Consigne donnée A: Renvoyez chaque ligne des enregistrements contenant la chaîne « divider », en tenant compte de la casse.

★ ★ ★

Sylvain Bogeat : Les entrées de ville sont une sorte de « far west » de l’urbanisme, sur des zones qui n’ont pas du tout été pensées de manière cohérente, ni en termes d’architecture, ni d’urbanisation, ni de flux. Il est urgent de s’en saisir, et ce sera je l’espère l’un des principaux objectifs du prochain quinquennat. De même que l’on a fait un programme « Cœur de ville », on doit restaurer de la mixité d’usages dans ces entrées de villes. La logique de sobriété nous permet de reconvertir certaines parcelles, de travailler sur leur densité et leur mixité. Il faut trouver des solutions efficaces en termes d’équilibres économiques et en termes d’empreinte environnementales afin de donner aux élus locaux des solutions de construction de logement en R+3 ou R+4 qui permettent de requalifier ces entrées de ville.
Vous êtes un entrepreneur : d’où vous est venue cette volonté de vous attaquer à ce problème, et quelles solutions apportez-vous ?
Sylvain Bogeat : Je fais partie d’une génération d’entrepreneurs engagés, avec mes associés Nicolas et Jean-Christophe, qui œuvrent pour améliorer la situation de nos villes, de notre pays. Et il y a peu de matières qui, comme l’immobilier et l’urbanisme, permettent de changer la vie des gens. Ce que nous souhaitons faire, c’est répondre au problème principal que pose le secteur du bâtiment, à savoir qu’il représente un quart des émissions de gaz à effet de serre. Mais le problème, c’est que construire de manière moins carbonée, plus respectueuse, a un coût, environ 15 à 20 % supérieur aux prix habituels. Et personne ne veut payer ! Ma vision, c’est qu’il est indispensable d’apporter une réponse technologique à cet antagonisme du bâtiment à la fois durable et abordable. Notre réponse, c’est la conception digitalisée, et une construction industrialisée, la construction hors-site modulaire, afin d’optimiser la production et d’y inclure des matériaux bas carbone.

★ ★ ★

Consigne donnée B: Recopiez l'extrait sur les entrées de ville à partir des mots « Sylvain Bogeat : Les », en vous arrêtant après « entrées de ville. ».

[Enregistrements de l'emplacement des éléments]
★ ★ ★

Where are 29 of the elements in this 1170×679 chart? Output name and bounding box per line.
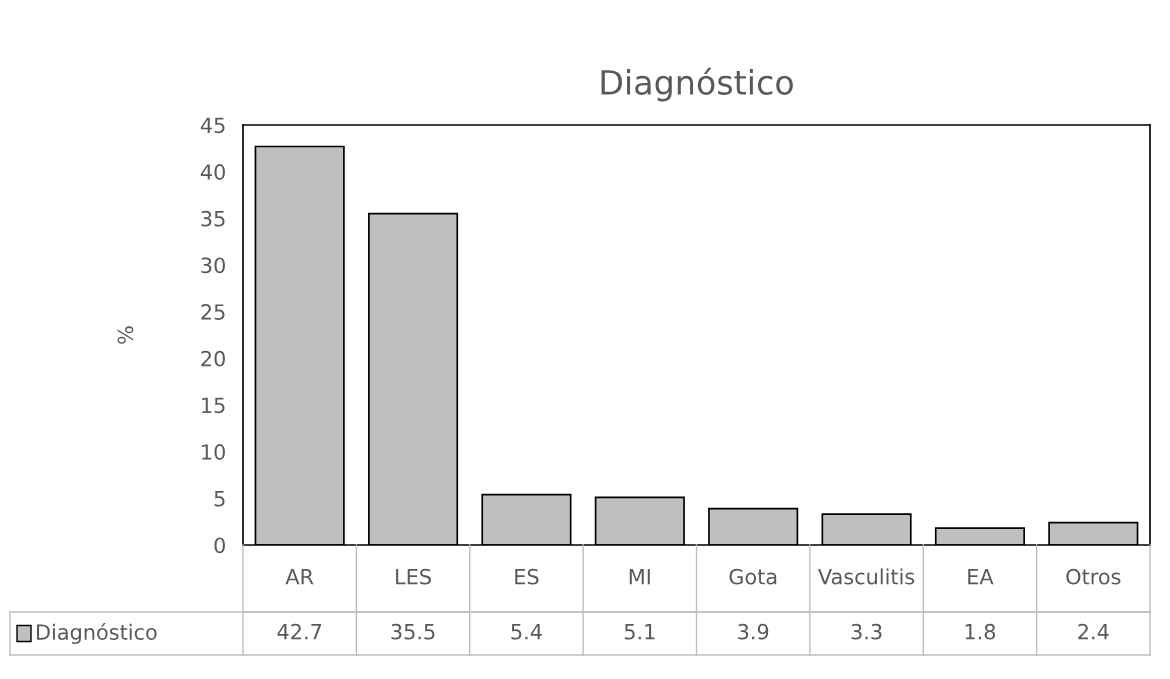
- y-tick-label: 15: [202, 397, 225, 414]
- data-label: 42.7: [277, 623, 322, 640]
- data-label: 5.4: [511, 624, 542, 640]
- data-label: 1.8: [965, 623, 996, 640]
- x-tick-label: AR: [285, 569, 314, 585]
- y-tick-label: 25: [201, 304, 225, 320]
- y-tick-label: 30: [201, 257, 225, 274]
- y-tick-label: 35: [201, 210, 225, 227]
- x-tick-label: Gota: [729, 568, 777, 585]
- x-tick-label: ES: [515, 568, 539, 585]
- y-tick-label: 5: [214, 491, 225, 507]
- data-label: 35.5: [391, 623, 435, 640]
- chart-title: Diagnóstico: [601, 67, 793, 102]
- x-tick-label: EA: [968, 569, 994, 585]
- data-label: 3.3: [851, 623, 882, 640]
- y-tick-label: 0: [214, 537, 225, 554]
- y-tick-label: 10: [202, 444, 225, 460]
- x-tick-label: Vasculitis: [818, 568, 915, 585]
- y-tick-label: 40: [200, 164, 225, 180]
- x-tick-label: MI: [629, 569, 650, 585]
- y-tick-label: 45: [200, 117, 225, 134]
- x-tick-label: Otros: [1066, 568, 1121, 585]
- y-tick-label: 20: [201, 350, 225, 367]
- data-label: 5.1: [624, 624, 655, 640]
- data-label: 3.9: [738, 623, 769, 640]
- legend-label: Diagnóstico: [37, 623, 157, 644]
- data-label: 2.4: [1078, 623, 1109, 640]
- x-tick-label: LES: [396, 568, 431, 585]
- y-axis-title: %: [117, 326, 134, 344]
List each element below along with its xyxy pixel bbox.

★ ★ ★

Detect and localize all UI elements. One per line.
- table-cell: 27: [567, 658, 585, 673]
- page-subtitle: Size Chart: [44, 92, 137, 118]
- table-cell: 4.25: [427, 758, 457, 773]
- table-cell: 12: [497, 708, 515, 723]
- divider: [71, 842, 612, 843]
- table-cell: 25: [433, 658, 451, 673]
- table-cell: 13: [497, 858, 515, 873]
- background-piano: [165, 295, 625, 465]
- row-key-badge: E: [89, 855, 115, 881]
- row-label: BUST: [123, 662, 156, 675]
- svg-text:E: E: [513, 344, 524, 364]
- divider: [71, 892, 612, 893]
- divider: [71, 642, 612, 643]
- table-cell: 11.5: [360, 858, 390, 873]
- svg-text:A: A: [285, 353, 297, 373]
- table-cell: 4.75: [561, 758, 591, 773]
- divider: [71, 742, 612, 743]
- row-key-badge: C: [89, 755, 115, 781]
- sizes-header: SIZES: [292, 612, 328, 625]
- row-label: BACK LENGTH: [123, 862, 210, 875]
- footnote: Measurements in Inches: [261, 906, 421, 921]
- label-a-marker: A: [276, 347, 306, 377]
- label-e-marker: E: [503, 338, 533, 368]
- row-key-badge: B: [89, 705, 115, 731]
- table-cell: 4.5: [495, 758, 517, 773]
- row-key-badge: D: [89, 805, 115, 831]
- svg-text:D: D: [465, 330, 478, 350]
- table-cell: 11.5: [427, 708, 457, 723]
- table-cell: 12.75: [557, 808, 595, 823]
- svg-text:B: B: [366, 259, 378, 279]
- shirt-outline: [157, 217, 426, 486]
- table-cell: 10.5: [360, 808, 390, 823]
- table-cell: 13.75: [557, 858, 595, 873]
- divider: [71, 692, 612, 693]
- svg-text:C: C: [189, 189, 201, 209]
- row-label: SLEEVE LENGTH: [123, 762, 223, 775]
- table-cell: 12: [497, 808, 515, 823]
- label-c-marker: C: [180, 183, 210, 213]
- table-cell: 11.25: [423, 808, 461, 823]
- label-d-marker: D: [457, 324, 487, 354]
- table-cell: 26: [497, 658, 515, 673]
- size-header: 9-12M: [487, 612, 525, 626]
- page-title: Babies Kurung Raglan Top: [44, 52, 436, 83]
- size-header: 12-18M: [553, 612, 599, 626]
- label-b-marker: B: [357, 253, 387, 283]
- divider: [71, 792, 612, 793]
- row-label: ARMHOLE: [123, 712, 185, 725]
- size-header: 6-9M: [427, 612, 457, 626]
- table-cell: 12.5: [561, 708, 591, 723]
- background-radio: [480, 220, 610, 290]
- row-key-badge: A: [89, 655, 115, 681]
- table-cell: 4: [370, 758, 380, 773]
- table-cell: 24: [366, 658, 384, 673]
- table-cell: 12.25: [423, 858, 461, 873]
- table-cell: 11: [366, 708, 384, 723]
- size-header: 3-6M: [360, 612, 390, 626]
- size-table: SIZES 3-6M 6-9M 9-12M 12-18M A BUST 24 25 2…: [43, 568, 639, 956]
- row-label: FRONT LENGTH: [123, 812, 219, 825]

★ ★ ★

Réponse A:
- divider: [71, 842, 612, 843]
- divider: [71, 892, 612, 893]
- divider: [71, 642, 612, 643]
- divider: [71, 742, 612, 743]
- divider: [71, 692, 612, 693]
- divider: [71, 792, 612, 793]

Réponse B:
Sylvain Bogeat : Les entrées de ville sont une sorte de « far west » de l’urbanisme, sur des zones qui n’ont pas du tout été pensées de manière cohérente, ni en termes d’architecture, ni d’urbanisation, ni de flux. Il est urgent de s’en saisir, et ce sera je l’espère l’un des principaux objectifs du prochain quinquennat. De même que l’on a fait un programme « Cœur de ville », on doit restaurer de la mixité d’usages dans ces entrées de villes. La logique de sobriété nous permet de reconvertir certaines parcelles, de travailler sur leur densité et leur mixité. Il faut trouver des solutions efficaces en termes d’équilibres économiques et en termes d’empreinte environnementales afin de donner aux élus locaux des solutions de construction de logement en R+3 ou R+4 qui permettent de requalifier ces entrées de ville.